Leave the pictures out. Return all other data exactly.

---------- Data

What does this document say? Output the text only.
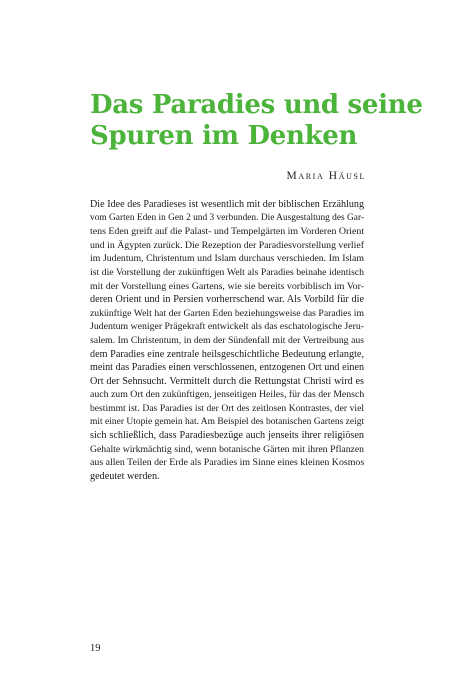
Das Paradies und seine
Spuren im Denken
Maria Häusl
Die Idee des Paradieses ist wesentlich mit der biblischen Erzählung
vom Garten Eden in Gen 2 und 3 verbunden. Die Ausgestaltung des Gar-
tens Eden greift auf die Palast- und Tempelgärten im Vorderen Orient
und in Ägypten zurück. Die Rezeption der Paradiesvorstellung verlief
im Judentum, Christentum und Islam durchaus verschieden. Im Islam
ist die Vorstellung der zukünftigen Welt als Paradies beinahe identisch
mit der Vorstellung eines Gartens, wie sie bereits vorbiblisch im Vor-
deren Orient und in Persien vorherrschend war. Als Vorbild für die
zukünftige Welt hat der Garten Eden beziehungsweise das Paradies im
Judentum weniger Prägekraft entwickelt als das eschatologische Jeru-
salem. Im Christentum, in dem der Sündenfall mit der Vertreibung aus
dem Paradies eine zentrale heilsgeschichtliche Bedeutung erlangte,
meint das Paradies einen verschlossenen, entzogenen Ort und einen
Ort der Sehnsucht. Vermittelt durch die Rettungstat Christi wird es
auch zum Ort den zukünftigen, jenseitigen Heiles, für das der Mensch
bestimmt ist. Das Paradies ist der Ort des zeitlosen Kontrastes, der viel
mit einer Utopie gemein hat. Am Beispiel des botanischen Gartens zeigt
sich schließlich, dass Paradiesbezüge auch jenseits ihrer religiösen
Gehalte wirkmächtig sind, wenn botanische Gärten mit ihren Pflanzen
aus allen Teilen der Erde als Paradies im Sinne eines kleinen Kosmos
gedeutet werden.
19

--------------------

The response:
What does this document say? Output the text only.
Das Paradies und seine
Spuren im Denken
Maria Häusl
Die Idee des Paradieses ist wesentlich mit der biblischen Erzählung
vom Garten Eden in Gen 2 und 3 verbunden. Die Ausgestaltung des Gar-
tens Eden greift auf die Palast- und Tempelgärten im Vorderen Orient
und in Ägypten zurück. Die Rezeption der Paradiesvorstellung verlief
im Judentum, Christentum und Islam durchaus verschieden. Im Islam
ist die Vorstellung der zukünftigen Welt als Paradies beinahe identisch
mit der Vorstellung eines Gartens, wie sie bereits vorbiblisch im Vor-
deren Orient und in Persien vorherrschend war. Als Vorbild für die
zukünftige Welt hat der Garten Eden beziehungsweise das Paradies im
Judentum weniger Prägekraft entwickelt als das eschatologische Jeru-
salem. Im Christentum, in dem der Sündenfall mit der Vertreibung aus
dem Paradies eine zentrale heilsgeschichtliche Bedeutung erlangte,
meint das Paradies einen verschlossenen, entzogenen Ort und einen
Ort der Sehnsucht. Vermittelt durch die Rettungstat Christi wird es
auch zum Ort den zukünftigen, jenseitigen Heiles, für das der Mensch
bestimmt ist. Das Paradies ist der Ort des zeitlosen Kontrastes, der viel
mit einer Utopie gemein hat. Am Beispiel des botanischen Gartens zeigt
sich schließlich, dass Paradiesbezüge auch jenseits ihrer religiösen
Gehalte wirkmächtig sind, wenn botanische Gärten mit ihren Pflanzen
aus allen Teilen der Erde als Paradies im Sinne eines kleinen Kosmos
gedeutet werden.
19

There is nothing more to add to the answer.